* EXERCISE PROMPT
Repeat all entries exactly.
•••••
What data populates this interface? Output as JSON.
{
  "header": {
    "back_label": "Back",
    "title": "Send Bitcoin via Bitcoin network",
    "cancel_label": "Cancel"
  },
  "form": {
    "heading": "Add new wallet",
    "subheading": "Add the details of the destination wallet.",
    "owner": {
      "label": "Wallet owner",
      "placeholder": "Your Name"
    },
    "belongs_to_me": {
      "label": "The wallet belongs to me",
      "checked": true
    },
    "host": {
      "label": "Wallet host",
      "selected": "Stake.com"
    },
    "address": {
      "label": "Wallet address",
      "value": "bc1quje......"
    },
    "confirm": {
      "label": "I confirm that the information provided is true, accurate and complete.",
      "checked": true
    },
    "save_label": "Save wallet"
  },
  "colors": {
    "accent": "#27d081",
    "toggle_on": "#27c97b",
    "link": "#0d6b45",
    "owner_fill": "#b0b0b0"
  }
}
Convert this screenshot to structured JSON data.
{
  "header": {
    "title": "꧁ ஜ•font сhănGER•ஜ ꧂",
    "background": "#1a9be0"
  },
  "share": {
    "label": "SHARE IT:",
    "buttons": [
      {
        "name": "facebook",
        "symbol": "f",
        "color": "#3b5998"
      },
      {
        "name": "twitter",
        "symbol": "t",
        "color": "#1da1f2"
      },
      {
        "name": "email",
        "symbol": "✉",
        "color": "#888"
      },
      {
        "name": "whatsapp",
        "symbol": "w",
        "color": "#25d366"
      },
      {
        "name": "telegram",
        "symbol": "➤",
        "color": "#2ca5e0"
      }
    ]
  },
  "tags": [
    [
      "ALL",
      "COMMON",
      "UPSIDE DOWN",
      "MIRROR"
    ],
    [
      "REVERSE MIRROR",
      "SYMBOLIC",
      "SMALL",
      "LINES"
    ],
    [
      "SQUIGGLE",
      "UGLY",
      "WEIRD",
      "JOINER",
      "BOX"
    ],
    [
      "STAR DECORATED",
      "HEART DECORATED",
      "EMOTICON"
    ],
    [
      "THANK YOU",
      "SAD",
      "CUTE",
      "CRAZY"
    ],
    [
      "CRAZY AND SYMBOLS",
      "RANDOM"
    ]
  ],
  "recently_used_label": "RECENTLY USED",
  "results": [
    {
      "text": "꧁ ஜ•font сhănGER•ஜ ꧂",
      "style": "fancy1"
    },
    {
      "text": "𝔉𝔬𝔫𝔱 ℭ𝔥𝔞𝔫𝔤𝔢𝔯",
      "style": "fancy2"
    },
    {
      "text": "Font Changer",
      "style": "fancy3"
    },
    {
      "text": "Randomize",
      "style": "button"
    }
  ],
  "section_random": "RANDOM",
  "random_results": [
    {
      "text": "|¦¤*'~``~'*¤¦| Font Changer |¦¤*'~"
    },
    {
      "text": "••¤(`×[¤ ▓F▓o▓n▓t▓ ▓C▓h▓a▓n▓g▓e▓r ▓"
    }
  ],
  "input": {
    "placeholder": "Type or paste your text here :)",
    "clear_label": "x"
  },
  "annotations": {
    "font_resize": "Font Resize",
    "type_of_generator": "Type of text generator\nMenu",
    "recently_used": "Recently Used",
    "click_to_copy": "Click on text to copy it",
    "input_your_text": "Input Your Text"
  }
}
•••••
* WRITTEN ANSWER
What data populates this interface? Output as JSON.
{
  "header": {
    "back_label": "Back",
    "title": "Send Bitcoin via Bitcoin network",
    "cancel_label": "Cancel"
  },
  "form": {
    "heading": "Add new wallet",
    "subheading": "Add the details of the destination wallet.",
    "owner": {
      "label": "Wallet owner",
      "placeholder": "Your Name"
    },
    "belongs_to_me": {
      "label": "The wallet belongs to me",
      "checked": true
    },
    "host": {
      "label": "Wallet host",
      "selected": "Stake.com"
    },
    "address": {
      "label": "Wallet address",
      "value": "bc1quje......"
    },
    "confirm": {
      "label": "I confirm that the information provided is true, accurate and complete.",
      "checked": true
    },
    "save_label": "Save wallet"
  },
  "colors": {
    "accent": "#27d081",
    "toggle_on": "#27c97b",
    "link": "#0d6b45",
    "owner_fill": "#b0b0b0"
  }
}
Convert this screenshot to structured JSON data.
{
  "header": {
    "title": "꧁ ஜ•font сhănGER•ஜ ꧂",
    "background": "#1a9be0"
  },
  "share": {
    "label": "SHARE IT:",
    "buttons": [
      {
        "name": "facebook",
        "symbol": "f",
        "color": "#3b5998"
      },
      {
        "name": "twitter",
        "symbol": "t",
        "color": "#1da1f2"
      },
      {
        "name": "email",
        "symbol": "✉",
        "color": "#888"
      },
      {
        "name": "whatsapp",
        "symbol": "w",
        "color": "#25d366"
      },
      {
        "name": "telegram",
        "symbol": "➤",
        "color": "#2ca5e0"
      }
    ]
  },
  "tags": [
    [
      "ALL",
      "COMMON",
      "UPSIDE DOWN",
      "MIRROR"
    ],
    [
      "REVERSE MIRROR",
      "SYMBOLIC",
      "SMALL",
      "LINES"
    ],
    [
      "SQUIGGLE",
      "UGLY",
      "WEIRD",
      "JOINER",
      "BOX"
    ],
    [
      "STAR DECORATED",
      "HEART DECORATED",
      "EMOTICON"
    ],
    [
      "THANK YOU",
      "SAD",
      "CUTE",
      "CRAZY"
    ],
    [
      "CRAZY AND SYMBOLS",
      "RANDOM"
    ]
  ],
  "recently_used_label": "RECENTLY USED",
  "results": [
    {
      "text": "꧁ ஜ•font сhănGER•ஜ ꧂",
      "style": "fancy1"
    },
    {
      "text": "𝔉𝔬𝔫𝔱 ℭ𝔥𝔞𝔫𝔤𝔢𝔯",
      "style": "fancy2"
    },
    {
      "text": "Font Changer",
      "style": "fancy3"
    },
    {
      "text": "Randomize",
      "style": "button"
    }
  ],
  "section_random": "RANDOM",
  "random_results": [
    {
      "text": "|¦¤*'~``~'*¤¦| Font Changer |¦¤*'~"
    },
    {
      "text": "••¤(`×[¤ ▓F▓o▓n▓t▓ ▓C▓h▓a▓n▓g▓e▓r ▓"
    }
  ],
  "input": {
    "placeholder": "Type or paste your text here :)",
    "clear_label": "x"
  },
  "annotations": {
    "font_resize": "Font Resize",
    "type_of_generator": "Type of text generator\nMenu",
    "recently_used": "Recently Used",
    "click_to_copy": "Click on text to copy it",
    "input_your_text": "Input Your Text"
  }
}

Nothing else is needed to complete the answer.